**What to do:**
Write every entry out again exactly, please, and skip the pictures.

**Source records:**
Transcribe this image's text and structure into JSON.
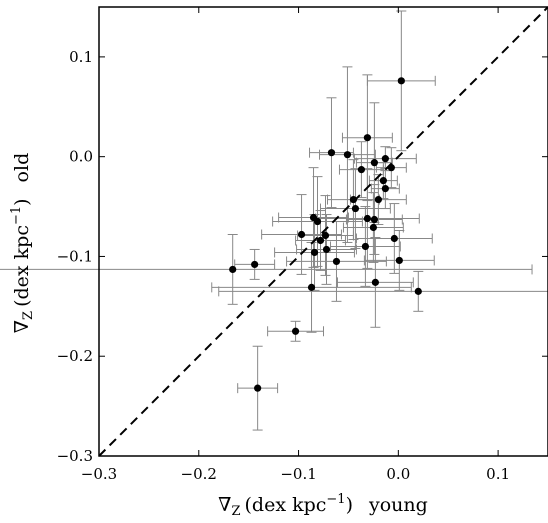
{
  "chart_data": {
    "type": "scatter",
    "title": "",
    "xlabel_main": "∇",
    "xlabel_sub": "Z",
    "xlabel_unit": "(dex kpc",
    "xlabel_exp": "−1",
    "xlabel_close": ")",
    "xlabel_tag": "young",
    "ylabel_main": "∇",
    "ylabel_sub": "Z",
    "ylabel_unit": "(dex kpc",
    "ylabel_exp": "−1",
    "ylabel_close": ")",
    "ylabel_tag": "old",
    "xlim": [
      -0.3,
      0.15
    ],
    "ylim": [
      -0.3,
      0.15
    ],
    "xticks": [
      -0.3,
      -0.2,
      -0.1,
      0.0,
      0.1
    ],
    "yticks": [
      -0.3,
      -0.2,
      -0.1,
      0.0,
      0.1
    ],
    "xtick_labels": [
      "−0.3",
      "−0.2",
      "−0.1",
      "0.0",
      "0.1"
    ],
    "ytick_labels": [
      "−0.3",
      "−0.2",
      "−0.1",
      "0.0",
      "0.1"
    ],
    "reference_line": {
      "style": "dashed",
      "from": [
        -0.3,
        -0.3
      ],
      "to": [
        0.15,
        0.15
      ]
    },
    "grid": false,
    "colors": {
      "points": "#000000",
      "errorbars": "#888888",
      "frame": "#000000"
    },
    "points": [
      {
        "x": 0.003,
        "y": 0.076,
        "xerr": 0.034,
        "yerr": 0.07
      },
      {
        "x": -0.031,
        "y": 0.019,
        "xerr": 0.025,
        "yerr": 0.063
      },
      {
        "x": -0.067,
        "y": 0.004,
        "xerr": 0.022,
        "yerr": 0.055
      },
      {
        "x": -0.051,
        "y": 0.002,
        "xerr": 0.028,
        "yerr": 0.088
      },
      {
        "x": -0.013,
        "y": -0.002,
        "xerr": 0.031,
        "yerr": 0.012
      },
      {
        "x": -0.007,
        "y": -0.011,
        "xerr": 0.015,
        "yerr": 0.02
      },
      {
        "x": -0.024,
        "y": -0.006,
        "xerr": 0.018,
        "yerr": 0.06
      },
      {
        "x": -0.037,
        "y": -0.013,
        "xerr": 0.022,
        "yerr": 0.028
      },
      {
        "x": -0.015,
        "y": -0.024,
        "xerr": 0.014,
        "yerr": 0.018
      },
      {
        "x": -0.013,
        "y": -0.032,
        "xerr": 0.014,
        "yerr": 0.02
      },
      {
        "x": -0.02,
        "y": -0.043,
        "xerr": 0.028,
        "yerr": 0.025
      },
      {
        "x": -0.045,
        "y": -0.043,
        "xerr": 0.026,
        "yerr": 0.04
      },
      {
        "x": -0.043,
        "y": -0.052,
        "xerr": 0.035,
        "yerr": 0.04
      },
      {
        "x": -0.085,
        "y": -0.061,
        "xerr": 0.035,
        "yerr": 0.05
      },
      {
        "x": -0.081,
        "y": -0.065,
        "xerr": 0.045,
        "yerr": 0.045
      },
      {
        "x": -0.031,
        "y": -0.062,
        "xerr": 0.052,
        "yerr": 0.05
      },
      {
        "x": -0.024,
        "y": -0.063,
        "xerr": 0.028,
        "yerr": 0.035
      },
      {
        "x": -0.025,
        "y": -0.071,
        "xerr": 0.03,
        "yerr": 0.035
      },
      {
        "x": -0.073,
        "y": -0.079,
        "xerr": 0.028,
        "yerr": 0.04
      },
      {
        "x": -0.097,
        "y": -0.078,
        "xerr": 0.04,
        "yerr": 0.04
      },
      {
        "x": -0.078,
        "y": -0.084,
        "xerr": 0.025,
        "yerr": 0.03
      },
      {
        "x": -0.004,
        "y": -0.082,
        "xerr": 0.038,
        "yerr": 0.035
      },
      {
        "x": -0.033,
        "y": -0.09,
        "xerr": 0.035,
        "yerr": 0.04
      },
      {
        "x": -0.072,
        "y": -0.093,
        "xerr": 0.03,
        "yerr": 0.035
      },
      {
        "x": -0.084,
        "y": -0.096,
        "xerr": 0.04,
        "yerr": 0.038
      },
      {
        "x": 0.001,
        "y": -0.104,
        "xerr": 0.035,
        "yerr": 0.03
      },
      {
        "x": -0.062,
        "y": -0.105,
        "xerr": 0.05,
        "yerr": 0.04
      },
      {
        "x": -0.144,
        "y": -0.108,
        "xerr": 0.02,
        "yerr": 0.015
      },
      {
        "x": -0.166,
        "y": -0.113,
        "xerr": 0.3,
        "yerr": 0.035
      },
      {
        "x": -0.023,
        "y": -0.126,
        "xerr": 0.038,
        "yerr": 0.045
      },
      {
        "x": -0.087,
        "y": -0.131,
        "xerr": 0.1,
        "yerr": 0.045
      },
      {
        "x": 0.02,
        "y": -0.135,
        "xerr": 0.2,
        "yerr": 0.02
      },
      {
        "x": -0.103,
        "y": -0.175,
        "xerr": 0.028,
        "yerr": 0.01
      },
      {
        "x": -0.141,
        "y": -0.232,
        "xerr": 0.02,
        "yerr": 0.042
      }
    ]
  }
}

**Output of the exercise:**
Transcribe this image's text and structure into JSON.
{
  "chart_data": {
    "type": "scatter",
    "title": "",
    "xlabel_main": "∇",
    "xlabel_sub": "Z",
    "xlabel_unit": "(dex kpc",
    "xlabel_exp": "−1",
    "xlabel_close": ")",
    "xlabel_tag": "young",
    "ylabel_main": "∇",
    "ylabel_sub": "Z",
    "ylabel_unit": "(dex kpc",
    "ylabel_exp": "−1",
    "ylabel_close": ")",
    "ylabel_tag": "old",
    "xlim": [
      -0.3,
      0.15
    ],
    "ylim": [
      -0.3,
      0.15
    ],
    "xticks": [
      -0.3,
      -0.2,
      -0.1,
      0.0,
      0.1
    ],
    "yticks": [
      -0.3,
      -0.2,
      -0.1,
      0.0,
      0.1
    ],
    "xtick_labels": [
      "−0.3",
      "−0.2",
      "−0.1",
      "0.0",
      "0.1"
    ],
    "ytick_labels": [
      "−0.3",
      "−0.2",
      "−0.1",
      "0.0",
      "0.1"
    ],
    "reference_line": {
      "style": "dashed",
      "from": [
        -0.3,
        -0.3
      ],
      "to": [
        0.15,
        0.15
      ]
    },
    "grid": false,
    "colors": {
      "points": "#000000",
      "errorbars": "#888888",
      "frame": "#000000"
    },
    "points": [
      {
        "x": 0.003,
        "y": 0.076,
        "xerr": 0.034,
        "yerr": 0.07
      },
      {
        "x": -0.031,
        "y": 0.019,
        "xerr": 0.025,
        "yerr": 0.063
      },
      {
        "x": -0.067,
        "y": 0.004,
        "xerr": 0.022,
        "yerr": 0.055
      },
      {
        "x": -0.051,
        "y": 0.002,
        "xerr": 0.028,
        "yerr": 0.088
      },
      {
        "x": -0.013,
        "y": -0.002,
        "xerr": 0.031,
        "yerr": 0.012
      },
      {
        "x": -0.007,
        "y": -0.011,
        "xerr": 0.015,
        "yerr": 0.02
      },
      {
        "x": -0.024,
        "y": -0.006,
        "xerr": 0.018,
        "yerr": 0.06
      },
      {
        "x": -0.037,
        "y": -0.013,
        "xerr": 0.022,
        "yerr": 0.028
      },
      {
        "x": -0.015,
        "y": -0.024,
        "xerr": 0.014,
        "yerr": 0.018
      },
      {
        "x": -0.013,
        "y": -0.032,
        "xerr": 0.014,
        "yerr": 0.02
      },
      {
        "x": -0.02,
        "y": -0.043,
        "xerr": 0.028,
        "yerr": 0.025
      },
      {
        "x": -0.045,
        "y": -0.043,
        "xerr": 0.026,
        "yerr": 0.04
      },
      {
        "x": -0.043,
        "y": -0.052,
        "xerr": 0.035,
        "yerr": 0.04
      },
      {
        "x": -0.085,
        "y": -0.061,
        "xerr": 0.035,
        "yerr": 0.05
      },
      {
        "x": -0.081,
        "y": -0.065,
        "xerr": 0.045,
        "yerr": 0.045
      },
      {
        "x": -0.031,
        "y": -0.062,
        "xerr": 0.052,
        "yerr": 0.05
      },
      {
        "x": -0.024,
        "y": -0.063,
        "xerr": 0.028,
        "yerr": 0.035
      },
      {
        "x": -0.025,
        "y": -0.071,
        "xerr": 0.03,
        "yerr": 0.035
      },
      {
        "x": -0.073,
        "y": -0.079,
        "xerr": 0.028,
        "yerr": 0.04
      },
      {
        "x": -0.097,
        "y": -0.078,
        "xerr": 0.04,
        "yerr": 0.04
      },
      {
        "x": -0.078,
        "y": -0.084,
        "xerr": 0.025,
        "yerr": 0.03
      },
      {
        "x": -0.004,
        "y": -0.082,
        "xerr": 0.038,
        "yerr": 0.035
      },
      {
        "x": -0.033,
        "y": -0.09,
        "xerr": 0.035,
        "yerr": 0.04
      },
      {
        "x": -0.072,
        "y": -0.093,
        "xerr": 0.03,
        "yerr": 0.035
      },
      {
        "x": -0.084,
        "y": -0.096,
        "xerr": 0.04,
        "yerr": 0.038
      },
      {
        "x": 0.001,
        "y": -0.104,
        "xerr": 0.035,
        "yerr": 0.03
      },
      {
        "x": -0.062,
        "y": -0.105,
        "xerr": 0.05,
        "yerr": 0.04
      },
      {
        "x": -0.144,
        "y": -0.108,
        "xerr": 0.02,
        "yerr": 0.015
      },
      {
        "x": -0.166,
        "y": -0.113,
        "xerr": 0.3,
        "yerr": 0.035
      },
      {
        "x": -0.023,
        "y": -0.126,
        "xerr": 0.038,
        "yerr": 0.045
      },
      {
        "x": -0.087,
        "y": -0.131,
        "xerr": 0.1,
        "yerr": 0.045
      },
      {
        "x": 0.02,
        "y": -0.135,
        "xerr": 0.2,
        "yerr": 0.02
      },
      {
        "x": -0.103,
        "y": -0.175,
        "xerr": 0.028,
        "yerr": 0.01
      },
      {
        "x": -0.141,
        "y": -0.232,
        "xerr": 0.02,
        "yerr": 0.042
      }
    ]
  }
}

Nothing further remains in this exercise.